What is asked ::
Below are some entries; can you quote all of them exactly?

* Begin Source material *

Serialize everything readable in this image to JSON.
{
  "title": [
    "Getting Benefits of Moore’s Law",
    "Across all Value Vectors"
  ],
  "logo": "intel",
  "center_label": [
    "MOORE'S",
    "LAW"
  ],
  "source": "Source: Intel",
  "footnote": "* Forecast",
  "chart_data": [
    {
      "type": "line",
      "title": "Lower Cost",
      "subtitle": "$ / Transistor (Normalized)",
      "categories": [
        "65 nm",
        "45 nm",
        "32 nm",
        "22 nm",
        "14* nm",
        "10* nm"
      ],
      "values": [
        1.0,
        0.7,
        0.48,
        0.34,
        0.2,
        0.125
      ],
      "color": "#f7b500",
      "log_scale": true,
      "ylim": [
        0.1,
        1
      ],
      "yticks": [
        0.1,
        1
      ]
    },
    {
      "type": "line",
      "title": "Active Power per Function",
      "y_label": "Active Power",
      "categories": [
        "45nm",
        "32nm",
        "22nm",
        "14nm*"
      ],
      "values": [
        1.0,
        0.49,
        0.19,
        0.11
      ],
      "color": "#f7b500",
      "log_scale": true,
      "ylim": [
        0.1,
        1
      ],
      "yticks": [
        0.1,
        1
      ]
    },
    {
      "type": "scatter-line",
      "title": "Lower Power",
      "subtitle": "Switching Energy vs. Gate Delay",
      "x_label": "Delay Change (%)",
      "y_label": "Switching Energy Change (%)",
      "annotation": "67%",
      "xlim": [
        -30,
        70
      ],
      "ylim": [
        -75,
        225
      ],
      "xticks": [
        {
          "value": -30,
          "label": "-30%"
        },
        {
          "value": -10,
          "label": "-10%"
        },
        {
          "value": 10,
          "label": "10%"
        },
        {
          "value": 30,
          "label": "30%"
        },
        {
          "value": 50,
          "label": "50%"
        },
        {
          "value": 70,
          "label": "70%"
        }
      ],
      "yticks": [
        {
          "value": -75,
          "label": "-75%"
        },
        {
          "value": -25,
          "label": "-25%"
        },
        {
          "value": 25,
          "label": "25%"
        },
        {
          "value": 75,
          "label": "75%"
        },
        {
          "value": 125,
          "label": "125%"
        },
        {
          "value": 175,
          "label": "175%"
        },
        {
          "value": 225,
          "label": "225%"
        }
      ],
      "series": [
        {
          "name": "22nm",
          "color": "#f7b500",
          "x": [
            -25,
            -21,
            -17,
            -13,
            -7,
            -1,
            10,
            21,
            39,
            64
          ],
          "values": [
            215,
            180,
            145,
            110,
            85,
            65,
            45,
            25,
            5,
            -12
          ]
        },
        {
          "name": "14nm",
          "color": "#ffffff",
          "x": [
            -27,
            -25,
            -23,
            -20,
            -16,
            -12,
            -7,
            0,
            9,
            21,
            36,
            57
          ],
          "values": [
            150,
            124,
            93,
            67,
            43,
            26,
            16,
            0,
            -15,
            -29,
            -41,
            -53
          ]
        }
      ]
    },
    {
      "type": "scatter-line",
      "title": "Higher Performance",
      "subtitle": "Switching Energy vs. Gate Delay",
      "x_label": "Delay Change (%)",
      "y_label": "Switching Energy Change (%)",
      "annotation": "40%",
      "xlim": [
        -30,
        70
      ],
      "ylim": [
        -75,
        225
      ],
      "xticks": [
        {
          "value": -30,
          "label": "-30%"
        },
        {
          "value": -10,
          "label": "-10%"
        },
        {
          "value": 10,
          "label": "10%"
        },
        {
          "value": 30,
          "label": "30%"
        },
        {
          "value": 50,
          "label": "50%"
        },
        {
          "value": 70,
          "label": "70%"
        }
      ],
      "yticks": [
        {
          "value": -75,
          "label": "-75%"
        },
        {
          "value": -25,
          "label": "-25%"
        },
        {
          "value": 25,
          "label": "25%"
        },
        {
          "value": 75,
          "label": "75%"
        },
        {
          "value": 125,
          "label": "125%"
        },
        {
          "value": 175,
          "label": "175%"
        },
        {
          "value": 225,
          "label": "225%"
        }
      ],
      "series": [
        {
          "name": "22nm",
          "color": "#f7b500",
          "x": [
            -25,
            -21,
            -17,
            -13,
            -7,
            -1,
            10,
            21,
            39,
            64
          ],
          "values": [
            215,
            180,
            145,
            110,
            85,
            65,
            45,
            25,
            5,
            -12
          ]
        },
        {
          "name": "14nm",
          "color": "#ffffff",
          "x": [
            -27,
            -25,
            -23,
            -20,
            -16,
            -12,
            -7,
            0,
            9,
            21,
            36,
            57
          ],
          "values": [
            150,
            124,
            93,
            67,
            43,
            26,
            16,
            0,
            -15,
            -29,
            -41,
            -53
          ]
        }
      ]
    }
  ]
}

* End Source material *

Answer for the task ::
Serialize everything readable in this image to JSON.
{
  "title": [
    "Getting Benefits of Moore’s Law",
    "Across all Value Vectors"
  ],
  "logo": "intel",
  "center_label": [
    "MOORE'S",
    "LAW"
  ],
  "source": "Source: Intel",
  "footnote": "* Forecast",
  "chart_data": [
    {
      "type": "line",
      "title": "Lower Cost",
      "subtitle": "$ / Transistor (Normalized)",
      "categories": [
        "65 nm",
        "45 nm",
        "32 nm",
        "22 nm",
        "14* nm",
        "10* nm"
      ],
      "values": [
        1.0,
        0.7,
        0.48,
        0.34,
        0.2,
        0.125
      ],
      "color": "#f7b500",
      "log_scale": true,
      "ylim": [
        0.1,
        1
      ],
      "yticks": [
        0.1,
        1
      ]
    },
    {
      "type": "line",
      "title": "Active Power per Function",
      "y_label": "Active Power",
      "categories": [
        "45nm",
        "32nm",
        "22nm",
        "14nm*"
      ],
      "values": [
        1.0,
        0.49,
        0.19,
        0.11
      ],
      "color": "#f7b500",
      "log_scale": true,
      "ylim": [
        0.1,
        1
      ],
      "yticks": [
        0.1,
        1
      ]
    },
    {
      "type": "scatter-line",
      "title": "Lower Power",
      "subtitle": "Switching Energy vs. Gate Delay",
      "x_label": "Delay Change (%)",
      "y_label": "Switching Energy Change (%)",
      "annotation": "67%",
      "xlim": [
        -30,
        70
      ],
      "ylim": [
        -75,
        225
      ],
      "xticks": [
        {
          "value": -30,
          "label": "-30%"
        },
        {
          "value": -10,
          "label": "-10%"
        },
        {
          "value": 10,
          "label": "10%"
        },
        {
          "value": 30,
          "label": "30%"
        },
        {
          "value": 50,
          "label": "50%"
        },
        {
          "value": 70,
          "label": "70%"
        }
      ],
      "yticks": [
        {
          "value": -75,
          "label": "-75%"
        },
        {
          "value": -25,
          "label": "-25%"
        },
        {
          "value": 25,
          "label": "25%"
        },
        {
          "value": 75,
          "label": "75%"
        },
        {
          "value": 125,
          "label": "125%"
        },
        {
          "value": 175,
          "label": "175%"
        },
        {
          "value": 225,
          "label": "225%"
        }
      ],
      "series": [
        {
          "name": "22nm",
          "color": "#f7b500",
          "x": [
            -25,
            -21,
            -17,
            -13,
            -7,
            -1,
            10,
            21,
            39,
            64
          ],
          "values": [
            215,
            180,
            145,
            110,
            85,
            65,
            45,
            25,
            5,
            -12
          ]
        },
        {
          "name": "14nm",
          "color": "#ffffff",
          "x": [
            -27,
            -25,
            -23,
            -20,
            -16,
            -12,
            -7,
            0,
            9,
            21,
            36,
            57
          ],
          "values": [
            150,
            124,
            93,
            67,
            43,
            26,
            16,
            0,
            -15,
            -29,
            -41,
            -53
          ]
        }
      ]
    },
    {
      "type": "scatter-line",
      "title": "Higher Performance",
      "subtitle": "Switching Energy vs. Gate Delay",
      "x_label": "Delay Change (%)",
      "y_label": "Switching Energy Change (%)",
      "annotation": "40%",
      "xlim": [
        -30,
        70
      ],
      "ylim": [
        -75,
        225
      ],
      "xticks": [
        {
          "value": -30,
          "label": "-30%"
        },
        {
          "value": -10,
          "label": "-10%"
        },
        {
          "value": 10,
          "label": "10%"
        },
        {
          "value": 30,
          "label": "30%"
        },
        {
          "value": 50,
          "label": "50%"
        },
        {
          "value": 70,
          "label": "70%"
        }
      ],
      "yticks": [
        {
          "value": -75,
          "label": "-75%"
        },
        {
          "value": -25,
          "label": "-25%"
        },
        {
          "value": 25,
          "label": "25%"
        },
        {
          "value": 75,
          "label": "75%"
        },
        {
          "value": 125,
          "label": "125%"
        },
        {
          "value": 175,
          "label": "175%"
        },
        {
          "value": 225,
          "label": "225%"
        }
      ],
      "series": [
        {
          "name": "22nm",
          "color": "#f7b500",
          "x": [
            -25,
            -21,
            -17,
            -13,
            -7,
            -1,
            10,
            21,
            39,
            64
          ],
          "values": [
            215,
            180,
            145,
            110,
            85,
            65,
            45,
            25,
            5,
            -12
          ]
        },
        {
          "name": "14nm",
          "color": "#ffffff",
          "x": [
            -27,
            -25,
            -23,
            -20,
            -16,
            -12,
            -7,
            0,
            9,
            21,
            36,
            57
          ],
          "values": [
            150,
            124,
            93,
            67,
            43,
            26,
            16,
            0,
            -15,
            -29,
            -41,
            -53
          ]
        }
      ]
    }
  ]
}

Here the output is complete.